Extracted material:
====
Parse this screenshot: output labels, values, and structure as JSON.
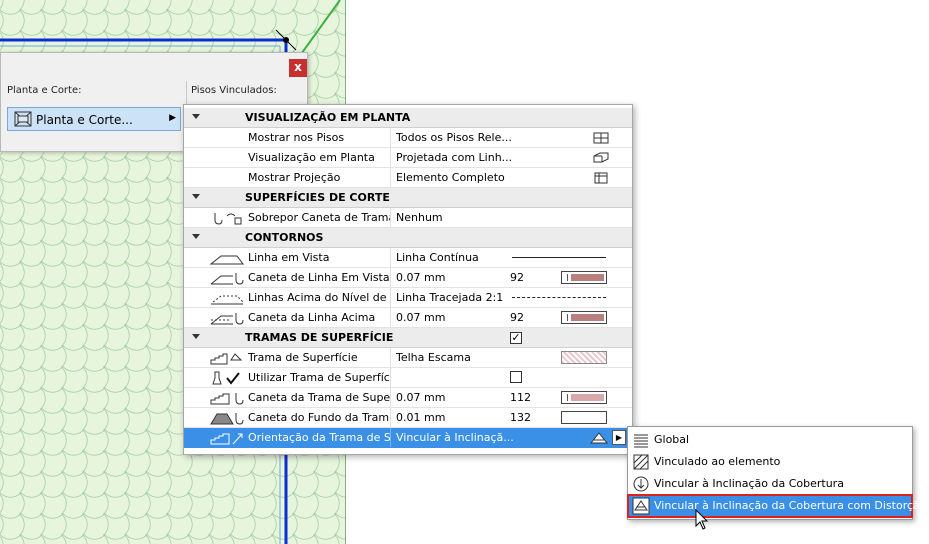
{
  "dialog": {
    "close_label": "x",
    "left_label": "Planta e Corte:",
    "right_label": "Pisos Vinculados:",
    "button_label": "Planta e Corte..."
  },
  "panel": {
    "sections": [
      {
        "title": "VISUALIZAÇÃO EM PLANTA"
      },
      {
        "title": "SUPERFÍCIES DE CORTE"
      },
      {
        "title": "CONTORNOS"
      },
      {
        "title": "TRAMAS DE SUPERFÍCIE"
      }
    ],
    "rows": {
      "mostrar_pisos": {
        "name": "Mostrar nos Pisos",
        "value": "Todos os Pisos Rele..."
      },
      "visualizacao_planta": {
        "name": "Visualização em Planta",
        "value": "Projetada com Linh..."
      },
      "mostrar_projecao": {
        "name": "Mostrar Projeção",
        "value": "Elemento Completo"
      },
      "sobrepor_caneta": {
        "name": "Sobrepor Caneta de Trama...",
        "value": "Nenhum"
      },
      "linha_vista": {
        "name": "Linha em Vista",
        "value": "Linha Contínua"
      },
      "caneta_linha_vista": {
        "name": "Caneta de Linha Em Vista",
        "value": "0.07 mm",
        "num": "92"
      },
      "linhas_acima": {
        "name": "Linhas Acima do Nível de ...",
        "value": "Linha Tracejada 2:1"
      },
      "caneta_linha_acima": {
        "name": "Caneta da Linha Acima",
        "value": "0.07 mm",
        "num": "92"
      },
      "trama_superficie": {
        "name": "Trama de Superfície",
        "value": "Telha Escama"
      },
      "utilizar_trama": {
        "name": "Utilizar Trama de Superfície"
      },
      "caneta_trama": {
        "name": "Caneta da Trama de Super...",
        "value": "0.07 mm",
        "num": "112"
      },
      "caneta_fundo": {
        "name": "Caneta do Fundo da Tram...",
        "value": "0.01 mm",
        "num": "132"
      },
      "orientacao_trama": {
        "name": "Orientação da Trama de S...",
        "value": "Vincular à Inclinaçã..."
      }
    },
    "tramas_section_checked": true,
    "utilizar_trama_checked": false
  },
  "menu": {
    "items": [
      {
        "label": "Global"
      },
      {
        "label": "Vinculado ao elemento"
      },
      {
        "label": "Vincular à Inclinação da Cobertura"
      },
      {
        "label": "Vincular à Inclinação da Cobertura com Distorção"
      }
    ],
    "selected_index": 3
  },
  "colors": {
    "selection": "#3a8fe6",
    "highlight_border": "#e02020",
    "pen_swatch": "#b98080",
    "plan_fill": "#e6f5dc",
    "plan_line_blue": "#0a2fd6",
    "plan_line_green": "#3cb043"
  }
}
====
Task brief: Count each line with "title" in it and report that figure by itself.

Output of the task: 4